— The problem —
Every record should be written out exactly, with the pictures left out.

— Supplied entries —

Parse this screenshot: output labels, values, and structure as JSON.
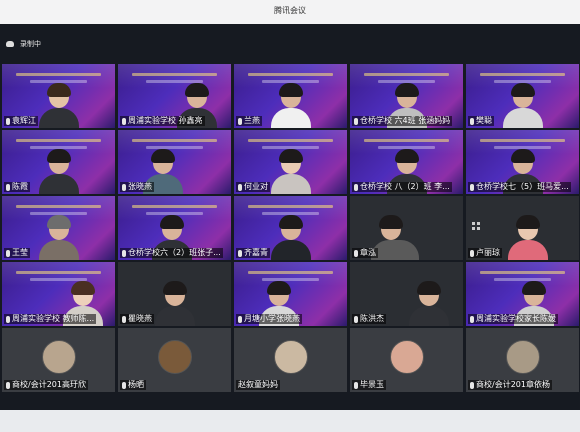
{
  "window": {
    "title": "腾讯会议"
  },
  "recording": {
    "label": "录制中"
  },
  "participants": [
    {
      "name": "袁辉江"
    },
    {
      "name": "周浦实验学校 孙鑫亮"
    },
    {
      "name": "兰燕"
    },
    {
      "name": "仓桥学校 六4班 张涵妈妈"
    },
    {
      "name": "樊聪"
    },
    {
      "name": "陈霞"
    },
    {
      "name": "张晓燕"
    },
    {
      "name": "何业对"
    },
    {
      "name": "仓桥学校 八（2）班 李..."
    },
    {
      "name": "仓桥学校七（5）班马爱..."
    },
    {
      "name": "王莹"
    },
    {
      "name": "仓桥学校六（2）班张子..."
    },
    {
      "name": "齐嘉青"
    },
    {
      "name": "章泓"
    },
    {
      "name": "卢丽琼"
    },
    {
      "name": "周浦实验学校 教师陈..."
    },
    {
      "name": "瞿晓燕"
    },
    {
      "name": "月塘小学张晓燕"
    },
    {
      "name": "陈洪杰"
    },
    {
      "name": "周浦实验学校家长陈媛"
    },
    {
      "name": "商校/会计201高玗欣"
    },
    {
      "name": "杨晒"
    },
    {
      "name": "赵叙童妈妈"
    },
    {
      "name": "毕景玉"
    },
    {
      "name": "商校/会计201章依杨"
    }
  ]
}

— Solution for this problem —
Parse this screenshot: output labels, values, and structure as JSON.
{
  "window": {
    "title": "腾讯会议"
  },
  "recording": {
    "label": "录制中"
  },
  "participants": [
    {
      "name": "袁辉江"
    },
    {
      "name": "周浦实验学校 孙鑫亮"
    },
    {
      "name": "兰燕"
    },
    {
      "name": "仓桥学校 六4班 张涵妈妈"
    },
    {
      "name": "樊聪"
    },
    {
      "name": "陈霞"
    },
    {
      "name": "张晓燕"
    },
    {
      "name": "何业对"
    },
    {
      "name": "仓桥学校 八（2）班 李..."
    },
    {
      "name": "仓桥学校七（5）班马爱..."
    },
    {
      "name": "王莹"
    },
    {
      "name": "仓桥学校六（2）班张子..."
    },
    {
      "name": "齐嘉青"
    },
    {
      "name": "章泓"
    },
    {
      "name": "卢丽琼"
    },
    {
      "name": "周浦实验学校 教师陈..."
    },
    {
      "name": "瞿晓燕"
    },
    {
      "name": "月塘小学张晓燕"
    },
    {
      "name": "陈洪杰"
    },
    {
      "name": "周浦实验学校家长陈媛"
    },
    {
      "name": "商校/会计201高玗欣"
    },
    {
      "name": "杨晒"
    },
    {
      "name": "赵叙童妈妈"
    },
    {
      "name": "毕景玉"
    },
    {
      "name": "商校/会计201章依杨"
    }
  ]
}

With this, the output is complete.